## [TASK TO CARRY OUT]
Repeat the material exactly as it appears.

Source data
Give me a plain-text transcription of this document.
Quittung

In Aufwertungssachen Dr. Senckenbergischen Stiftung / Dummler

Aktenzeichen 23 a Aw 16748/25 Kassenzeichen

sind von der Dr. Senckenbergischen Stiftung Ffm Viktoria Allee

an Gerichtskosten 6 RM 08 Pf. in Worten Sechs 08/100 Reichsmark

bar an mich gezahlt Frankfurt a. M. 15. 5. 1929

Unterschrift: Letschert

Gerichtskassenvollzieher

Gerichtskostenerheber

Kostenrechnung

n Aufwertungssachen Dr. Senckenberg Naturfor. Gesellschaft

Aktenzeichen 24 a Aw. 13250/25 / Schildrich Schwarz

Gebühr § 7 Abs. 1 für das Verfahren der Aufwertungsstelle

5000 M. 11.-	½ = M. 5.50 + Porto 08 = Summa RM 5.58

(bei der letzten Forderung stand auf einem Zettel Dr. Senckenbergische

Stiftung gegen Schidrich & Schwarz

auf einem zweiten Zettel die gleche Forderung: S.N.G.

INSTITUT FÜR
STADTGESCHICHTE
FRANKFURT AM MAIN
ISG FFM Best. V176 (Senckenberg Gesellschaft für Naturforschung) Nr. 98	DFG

## [TASK RESULT]
Give me a plain-text transcription of this document.
Quittung

In Aufwertungssachen Dr. Senckenbergischen Stiftung / Dummler

Aktenzeichen 23 a Aw 16748/25 Kassenzeichen

sind von der Dr. Senckenbergischen Stiftung Ffm Viktoria Allee

an Gerichtskosten 6 RM 08 Pf. in Worten Sechs 08/100 Reichsmark

bar an mich gezahlt Frankfurt a. M. 15. 5. 1929

Unterschrift: Letschert

Gerichtskassenvollzieher

Gerichtskostenerheber

Kostenrechnung

n Aufwertungssachen Dr. Senckenberg Naturfor. Gesellschaft

Aktenzeichen 24 a Aw. 13250/25 / Schildrich Schwarz

Gebühr § 7 Abs. 1 für das Verfahren der Aufwertungsstelle

5000 M. 11.-	½ = M. 5.50 + Porto 08 = Summa RM 5.58

(bei der letzten Forderung stand auf einem Zettel Dr. Senckenbergische

Stiftung gegen Schidrich & Schwarz

auf einem zweiten Zettel die gleche Forderung: S.N.G.

INSTITUT FÜR
STADTGESCHICHTE
FRANKFURT AM MAIN
ISG FFM Best. V176 (Senckenberg Gesellschaft für Naturforschung) Nr. 98	DFG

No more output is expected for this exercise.